Rob Suisted

Net loss

There isn’t a catch limit on the lucrative whitebait fishery, which threatens to extinguish a cherished tradition and a small family of fish in one sweep of the net. If nothing changes, two whitebait species will be gone within five years, and the rest by 2034.

Written by       Photographed by Rob Suisted

Whitebait are the juveniles of five fish species. Today’s catch is mostly comprised of īnanga, as the other four species are becoming increasingly rare. On the West Coast, the whitebait season is a month shorter than other regions, which means there isn’t a moment to lose; at daybreak, on the previous spread, a lone whitebaiter swings a scoop net at the mouth of the Wanganui River in Westland.

Des McEnaney is staring out to sea as though, if he squints hard enough, he might see his quarry. It’s good whitebaiting weather: here, north of Hokitika, at this stream that cannot be named, the air is disturbed only by the sandflies that strand in his hair, and the thump of grey breakers as they fail under their own weight.

The Tasman is in its usual turmoil, yet tiny fish—no bigger than a hairpin—are right now riding the flood tide, striving for the stream mouth.

“They’re tough little beasties,” says McEnaney, president of the West Coast Whitebaiters Association.

After a surge passes upstream, he lifts his scoop net to reveal a small handful of writhing, gelatinous whitebait. He tips them into a pail, where they join more of their kind—enough for maybe three fritters. They migrate still, eyes glinting like tiny stars in their orbit round the bucket.

McEnaney has been doing this for 30 years. So has his partner, Jan, who’s tending her net 30 metres upstream. She likes to set up a few hours before the tide, and usually lingers a few more after it.

“I’m perfectly happy,” she says. “I’ve got my phone, I’ve got Facebook.”

And so it is across this exquisite coast. In the middle of August, ’baiters paid their fees to the West Coast Regional Council to secure a claim on some coveted reach of river. Many will live out the season beside their net, in caravans, baches, or motorhomes, like Des and Jan. The more-permanent installations, called stands, on premium fishing grounds are now fetching phenomenal prices: up to $60,000 apiece along the Mōkihinui, and in excess of $100,000 in South Westland, says McEnaney. That’s not including annual consent fees.

MATERIAL -
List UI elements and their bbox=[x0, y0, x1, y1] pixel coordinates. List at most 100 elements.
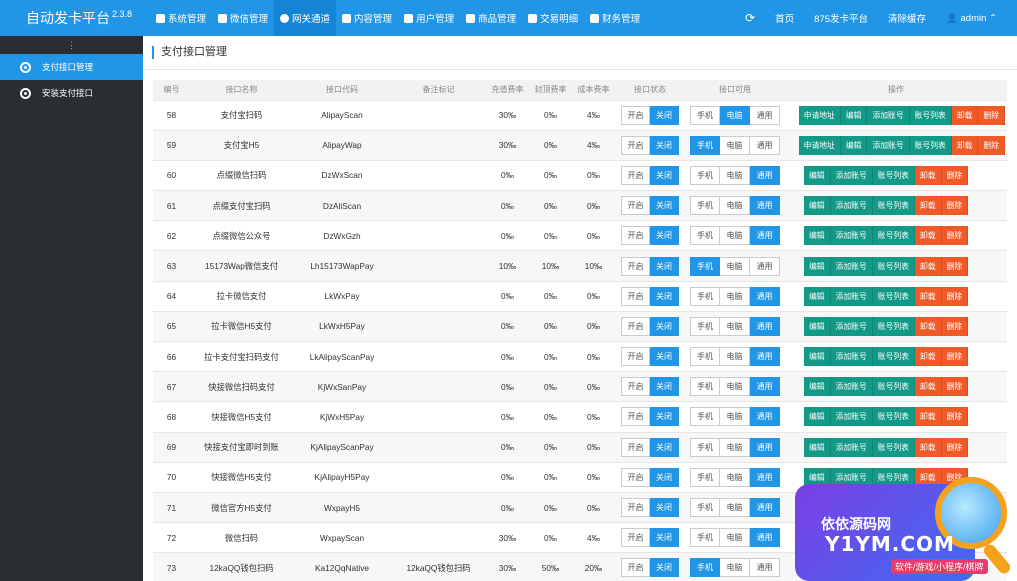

TASKS TO PERFORM -
1. From the whitebait article, write out the passage starting at "Des McEnaney is" and ending at "round the bucket.".
2. Using the whitebait article, say yes or no to each statement and quote the words that decide it: (a) On the West Coast, the whitebait season is a month longer than in other regions. (b) Des McEnaney is president of the West Coast Whitebaiters Association. (c) Jan sets up her net a few hours before the tide.

ANSWERS FOR THE TASKS -
1.
Des McEnaney is staring out to sea as though, if he squints hard enough, he might see his quarry. It’s good whitebaiting weather: here, north of Hokitika, at this stream that cannot be named, the air is disturbed only by the sandflies that strand in his hair, and the thump of grey breakers as they fail under their own weight.

The Tasman is in its usual turmoil, yet tiny fish—no bigger than a hairpin—are right now riding the flood tide, striving for the stream mouth.

“They’re tough little beasties,” says McEnaney, president of the West Coast Whitebaiters Association.

After a surge passes upstream, he lifts his scoop net to reveal a small handful of writhing, gelatinous whitebait. He tips them into a pail, where they join more of their kind—enough for maybe three fritters. They migrate still, eyes glinting like tiny stars in their orbit round the bucket.

2.
(a) No: "the whitebait season is a month shorter than other regions"
(b) Yes: "president of the West Coast Whitebaiters Association"
(c) Yes: "She likes to set up a few hours before the tide"